What is asked: Write the listing out again, all of it, word for word.

Supplied entries:
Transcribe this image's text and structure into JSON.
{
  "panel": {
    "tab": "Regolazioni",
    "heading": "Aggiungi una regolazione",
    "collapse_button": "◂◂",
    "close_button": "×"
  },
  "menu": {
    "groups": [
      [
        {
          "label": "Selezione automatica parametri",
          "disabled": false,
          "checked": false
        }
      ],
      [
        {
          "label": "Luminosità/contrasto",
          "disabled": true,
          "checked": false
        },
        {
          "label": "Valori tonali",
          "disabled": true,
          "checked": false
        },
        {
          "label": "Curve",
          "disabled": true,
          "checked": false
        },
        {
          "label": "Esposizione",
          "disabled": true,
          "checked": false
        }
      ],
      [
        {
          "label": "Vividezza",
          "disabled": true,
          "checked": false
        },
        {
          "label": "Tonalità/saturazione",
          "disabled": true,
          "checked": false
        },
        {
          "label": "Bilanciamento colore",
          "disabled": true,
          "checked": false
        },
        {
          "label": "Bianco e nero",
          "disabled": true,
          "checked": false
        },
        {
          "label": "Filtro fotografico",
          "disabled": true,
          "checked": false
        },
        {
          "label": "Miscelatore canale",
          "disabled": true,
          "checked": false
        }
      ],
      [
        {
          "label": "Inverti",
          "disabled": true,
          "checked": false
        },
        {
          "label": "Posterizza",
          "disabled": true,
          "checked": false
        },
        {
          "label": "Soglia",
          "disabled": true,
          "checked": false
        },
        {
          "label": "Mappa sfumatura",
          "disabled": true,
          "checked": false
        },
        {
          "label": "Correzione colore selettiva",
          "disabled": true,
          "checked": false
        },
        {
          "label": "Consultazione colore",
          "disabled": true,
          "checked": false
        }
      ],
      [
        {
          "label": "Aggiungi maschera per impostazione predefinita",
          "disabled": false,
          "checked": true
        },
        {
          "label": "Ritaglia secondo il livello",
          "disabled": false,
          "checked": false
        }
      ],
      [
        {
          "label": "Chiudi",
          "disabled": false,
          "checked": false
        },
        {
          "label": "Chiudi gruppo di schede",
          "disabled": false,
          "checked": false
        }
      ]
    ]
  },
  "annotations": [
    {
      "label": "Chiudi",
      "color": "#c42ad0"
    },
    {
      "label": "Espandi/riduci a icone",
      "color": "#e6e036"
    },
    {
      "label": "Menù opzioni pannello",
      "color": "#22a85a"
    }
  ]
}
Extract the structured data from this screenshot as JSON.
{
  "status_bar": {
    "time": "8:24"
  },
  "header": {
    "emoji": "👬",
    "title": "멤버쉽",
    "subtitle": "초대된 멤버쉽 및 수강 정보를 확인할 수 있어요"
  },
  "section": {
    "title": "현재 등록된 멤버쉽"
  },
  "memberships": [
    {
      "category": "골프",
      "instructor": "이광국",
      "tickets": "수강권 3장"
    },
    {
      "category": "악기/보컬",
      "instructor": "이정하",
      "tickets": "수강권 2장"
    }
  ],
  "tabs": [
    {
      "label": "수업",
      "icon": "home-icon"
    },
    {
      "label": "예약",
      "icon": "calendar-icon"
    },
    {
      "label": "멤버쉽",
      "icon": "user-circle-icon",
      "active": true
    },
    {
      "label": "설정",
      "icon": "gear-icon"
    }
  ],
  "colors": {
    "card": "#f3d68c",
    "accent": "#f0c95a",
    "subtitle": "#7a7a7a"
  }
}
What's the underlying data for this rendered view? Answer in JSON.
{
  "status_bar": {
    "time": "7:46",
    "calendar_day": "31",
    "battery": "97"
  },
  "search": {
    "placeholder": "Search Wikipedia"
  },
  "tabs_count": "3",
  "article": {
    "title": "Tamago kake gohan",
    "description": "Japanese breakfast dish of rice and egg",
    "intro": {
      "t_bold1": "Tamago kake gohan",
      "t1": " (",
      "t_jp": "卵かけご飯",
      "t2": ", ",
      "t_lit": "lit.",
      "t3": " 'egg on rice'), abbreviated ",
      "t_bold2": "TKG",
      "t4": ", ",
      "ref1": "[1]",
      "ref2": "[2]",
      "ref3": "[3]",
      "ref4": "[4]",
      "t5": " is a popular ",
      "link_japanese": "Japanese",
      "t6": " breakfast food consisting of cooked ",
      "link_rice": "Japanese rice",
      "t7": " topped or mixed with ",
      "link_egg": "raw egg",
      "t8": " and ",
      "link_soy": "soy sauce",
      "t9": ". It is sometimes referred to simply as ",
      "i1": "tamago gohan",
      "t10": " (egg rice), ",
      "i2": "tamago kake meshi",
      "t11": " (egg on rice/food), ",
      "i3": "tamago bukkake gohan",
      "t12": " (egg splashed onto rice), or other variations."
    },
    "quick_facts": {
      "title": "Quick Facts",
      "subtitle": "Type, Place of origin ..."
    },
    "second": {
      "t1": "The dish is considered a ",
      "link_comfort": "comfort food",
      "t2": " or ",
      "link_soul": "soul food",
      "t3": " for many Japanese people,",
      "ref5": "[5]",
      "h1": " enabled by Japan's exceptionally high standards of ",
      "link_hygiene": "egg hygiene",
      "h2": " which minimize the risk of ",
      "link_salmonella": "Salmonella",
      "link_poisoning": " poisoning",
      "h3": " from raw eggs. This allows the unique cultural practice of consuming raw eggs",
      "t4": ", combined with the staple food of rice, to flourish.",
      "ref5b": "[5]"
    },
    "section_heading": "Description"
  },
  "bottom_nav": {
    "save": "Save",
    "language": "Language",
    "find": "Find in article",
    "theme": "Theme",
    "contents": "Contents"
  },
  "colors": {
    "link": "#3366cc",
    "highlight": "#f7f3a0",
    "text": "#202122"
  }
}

Complete answer:
Transcribe this image's text and structure into JSON.
{
  "panel": {
    "tab": "Regolazioni",
    "heading": "Aggiungi una regolazione",
    "collapse_button": "◂◂",
    "close_button": "×"
  },
  "menu": {
    "groups": [
      [
        {
          "label": "Selezione automatica parametri",
          "disabled": false,
          "checked": false
        }
      ],
      [
        {
          "label": "Luminosità/contrasto",
          "disabled": true,
          "checked": false
        },
        {
          "label": "Valori tonali",
          "disabled": true,
          "checked": false
        },
        {
          "label": "Curve",
          "disabled": true,
          "checked": false
        },
        {
          "label": "Esposizione",
          "disabled": true,
          "checked": false
        }
      ],
      [
        {
          "label": "Vividezza",
          "disabled": true,
          "checked": false
        },
        {
          "label": "Tonalità/saturazione",
          "disabled": true,
          "checked": false
        },
        {
          "label": "Bilanciamento colore",
          "disabled": true,
          "checked": false
        },
        {
          "label": "Bianco e nero",
          "disabled": true,
          "checked": false
        },
        {
          "label": "Filtro fotografico",
          "disabled": true,
          "checked": false
        },
        {
          "label": "Miscelatore canale",
          "disabled": true,
          "checked": false
        }
      ],
      [
        {
          "label": "Inverti",
          "disabled": true,
          "checked": false
        },
        {
          "label": "Posterizza",
          "disabled": true,
          "checked": false
        },
        {
          "label": "Soglia",
          "disabled": true,
          "checked": false
        },
        {
          "label": "Mappa sfumatura",
          "disabled": true,
          "checked": false
        },
        {
          "label": "Correzione colore selettiva",
          "disabled": true,
          "checked": false
        },
        {
          "label": "Consultazione colore",
          "disabled": true,
          "checked": false
        }
      ],
      [
        {
          "label": "Aggiungi maschera per impostazione predefinita",
          "disabled": false,
          "checked": true
        },
        {
          "label": "Ritaglia secondo il livello",
          "disabled": false,
          "checked": false
        }
      ],
      [
        {
          "label": "Chiudi",
          "disabled": false,
          "checked": false
        },
        {
          "label": "Chiudi gruppo di schede",
          "disabled": false,
          "checked": false
        }
      ]
    ]
  },
  "annotations": [
    {
      "label": "Chiudi",
      "color": "#c42ad0"
    },
    {
      "label": "Espandi/riduci a icone",
      "color": "#e6e036"
    },
    {
      "label": "Menù opzioni pannello",
      "color": "#22a85a"
    }
  ]
}
Extract the structured data from this screenshot as JSON.
{
  "status_bar": {
    "time": "8:24"
  },
  "header": {
    "emoji": "👬",
    "title": "멤버쉽",
    "subtitle": "초대된 멤버쉽 및 수강 정보를 확인할 수 있어요"
  },
  "section": {
    "title": "현재 등록된 멤버쉽"
  },
  "memberships": [
    {
      "category": "골프",
      "instructor": "이광국",
      "tickets": "수강권 3장"
    },
    {
      "category": "악기/보컬",
      "instructor": "이정하",
      "tickets": "수강권 2장"
    }
  ],
  "tabs": [
    {
      "label": "수업",
      "icon": "home-icon"
    },
    {
      "label": "예약",
      "icon": "calendar-icon"
    },
    {
      "label": "멤버쉽",
      "icon": "user-circle-icon",
      "active": true
    },
    {
      "label": "설정",
      "icon": "gear-icon"
    }
  ],
  "colors": {
    "card": "#f3d68c",
    "accent": "#f0c95a",
    "subtitle": "#7a7a7a"
  }
}
What's the underlying data for this rendered view? Answer in JSON.
{
  "status_bar": {
    "time": "7:46",
    "calendar_day": "31",
    "battery": "97"
  },
  "search": {
    "placeholder": "Search Wikipedia"
  },
  "tabs_count": "3",
  "article": {
    "title": "Tamago kake gohan",
    "description": "Japanese breakfast dish of rice and egg",
    "intro": {
      "t_bold1": "Tamago kake gohan",
      "t1": " (",
      "t_jp": "卵かけご飯",
      "t2": ", ",
      "t_lit": "lit.",
      "t3": " 'egg on rice'), abbreviated ",
      "t_bold2": "TKG",
      "t4": ", ",
      "ref1": "[1]",
      "ref2": "[2]",
      "ref3": "[3]",
      "ref4": "[4]",
      "t5": " is a popular ",
      "link_japanese": "Japanese",
      "t6": " breakfast food consisting of cooked ",
      "link_rice": "Japanese rice",
      "t7": " topped or mixed with ",
      "link_egg": "raw egg",
      "t8": " and ",
      "link_soy": "soy sauce",
      "t9": ". It is sometimes referred to simply as ",
      "i1": "tamago gohan",
      "t10": " (egg rice), ",
      "i2": "tamago kake meshi",
      "t11": " (egg on rice/food), ",
      "i3": "tamago bukkake gohan",
      "t12": " (egg splashed onto rice), or other variations."
    },
    "quick_facts": {
      "title": "Quick Facts",
      "subtitle": "Type, Place of origin ..."
    },
    "second": {
      "t1": "The dish is considered a ",
      "link_comfort": "comfort food",
      "t2": " or ",
      "link_soul": "soul food",
      "t3": " for many Japanese people,",
      "ref5": "[5]",
      "h1": " enabled by Japan's exceptionally high standards of ",
      "link_hygiene": "egg hygiene",
      "h2": " which minimize the risk of ",
      "link_salmonella": "Salmonella",
      "link_poisoning": " poisoning",
      "h3": " from raw eggs. This allows the unique cultural practice of consuming raw eggs",
      "t4": ", combined with the staple food of rice, to flourish.",
      "ref5b": "[5]"
    },
    "section_heading": "Description"
  },
  "bottom_nav": {
    "save": "Save",
    "language": "Language",
    "find": "Find in article",
    "theme": "Theme",
    "contents": "Contents"
  },
  "colors": {
    "link": "#3366cc",
    "highlight": "#f7f3a0",
    "text": "#202122"
  }
}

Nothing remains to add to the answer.